** start of Input material **

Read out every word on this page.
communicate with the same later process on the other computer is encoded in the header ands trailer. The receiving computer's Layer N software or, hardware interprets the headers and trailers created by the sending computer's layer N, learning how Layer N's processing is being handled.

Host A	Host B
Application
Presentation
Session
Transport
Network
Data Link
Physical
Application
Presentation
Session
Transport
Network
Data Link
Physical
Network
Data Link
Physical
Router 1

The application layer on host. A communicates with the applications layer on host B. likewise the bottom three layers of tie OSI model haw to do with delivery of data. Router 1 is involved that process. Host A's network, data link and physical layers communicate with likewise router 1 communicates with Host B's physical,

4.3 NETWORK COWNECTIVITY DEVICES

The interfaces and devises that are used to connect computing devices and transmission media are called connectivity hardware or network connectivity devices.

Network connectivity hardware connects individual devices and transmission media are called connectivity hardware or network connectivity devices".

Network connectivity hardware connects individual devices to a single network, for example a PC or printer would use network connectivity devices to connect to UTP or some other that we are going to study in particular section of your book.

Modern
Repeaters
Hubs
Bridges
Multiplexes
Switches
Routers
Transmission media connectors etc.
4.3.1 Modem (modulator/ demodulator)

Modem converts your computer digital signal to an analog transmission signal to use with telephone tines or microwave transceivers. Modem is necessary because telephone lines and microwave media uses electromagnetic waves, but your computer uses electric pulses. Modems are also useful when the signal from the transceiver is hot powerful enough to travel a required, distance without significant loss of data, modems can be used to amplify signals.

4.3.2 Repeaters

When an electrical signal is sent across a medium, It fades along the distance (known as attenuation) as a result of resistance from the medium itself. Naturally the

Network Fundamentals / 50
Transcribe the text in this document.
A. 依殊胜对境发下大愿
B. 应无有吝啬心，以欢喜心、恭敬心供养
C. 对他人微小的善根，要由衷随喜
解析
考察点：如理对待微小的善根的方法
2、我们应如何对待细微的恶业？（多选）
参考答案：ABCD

** end of Input material **

**Aim:** Write out all of the records once more, exactly.

**Exercise response:**
Read out every word on this page.
communicate with the same later process on the other computer is encoded in the header ands trailer. The receiving computer's Layer N software or, hardware interprets the headers and trailers created by the sending computer's layer N, learning how Layer N's processing is being handled.

Host A	Host B
Application
Presentation
Session
Transport
Network
Data Link
Physical
Application
Presentation
Session
Transport
Network
Data Link
Physical
Network
Data Link
Physical
Router 1

The application layer on host. A communicates with the applications layer on host B. likewise the bottom three layers of tie OSI model haw to do with delivery of data. Router 1 is involved that process. Host A's network, data link and physical layers communicate with likewise router 1 communicates with Host B's physical,

4.3 NETWORK COWNECTIVITY DEVICES

The interfaces and devises that are used to connect computing devices and transmission media are called connectivity hardware or network connectivity devices.

Network connectivity hardware connects individual devices and transmission media are called connectivity hardware or network connectivity devices".

Network connectivity hardware connects individual devices to a single network, for example a PC or printer would use network connectivity devices to connect to UTP or some other that we are going to study in particular section of your book.

Modern
Repeaters
Hubs
Bridges
Multiplexes
Switches
Routers
Transmission media connectors etc.
4.3.1 Modem (modulator/ demodulator)

Modem converts your computer digital signal to an analog transmission signal to use with telephone tines or microwave transceivers. Modem is necessary because telephone lines and microwave media uses electromagnetic waves, but your computer uses electric pulses. Modems are also useful when the signal from the transceiver is hot powerful enough to travel a required, distance without significant loss of data, modems can be used to amplify signals.

4.3.2 Repeaters

When an electrical signal is sent across a medium, It fades along the distance (known as attenuation) as a result of resistance from the medium itself. Naturally the

Network Fundamentals / 50
Transcribe the text in this document.
A. 依殊胜对境发下大愿
B. 应无有吝啬心，以欢喜心、恭敬心供养
C. 对他人微小的善根，要由衷随喜
解析
考察点：如理对待微小的善根的方法
2、我们应如何对待细微的恶业？（多选）
参考答案：ABCD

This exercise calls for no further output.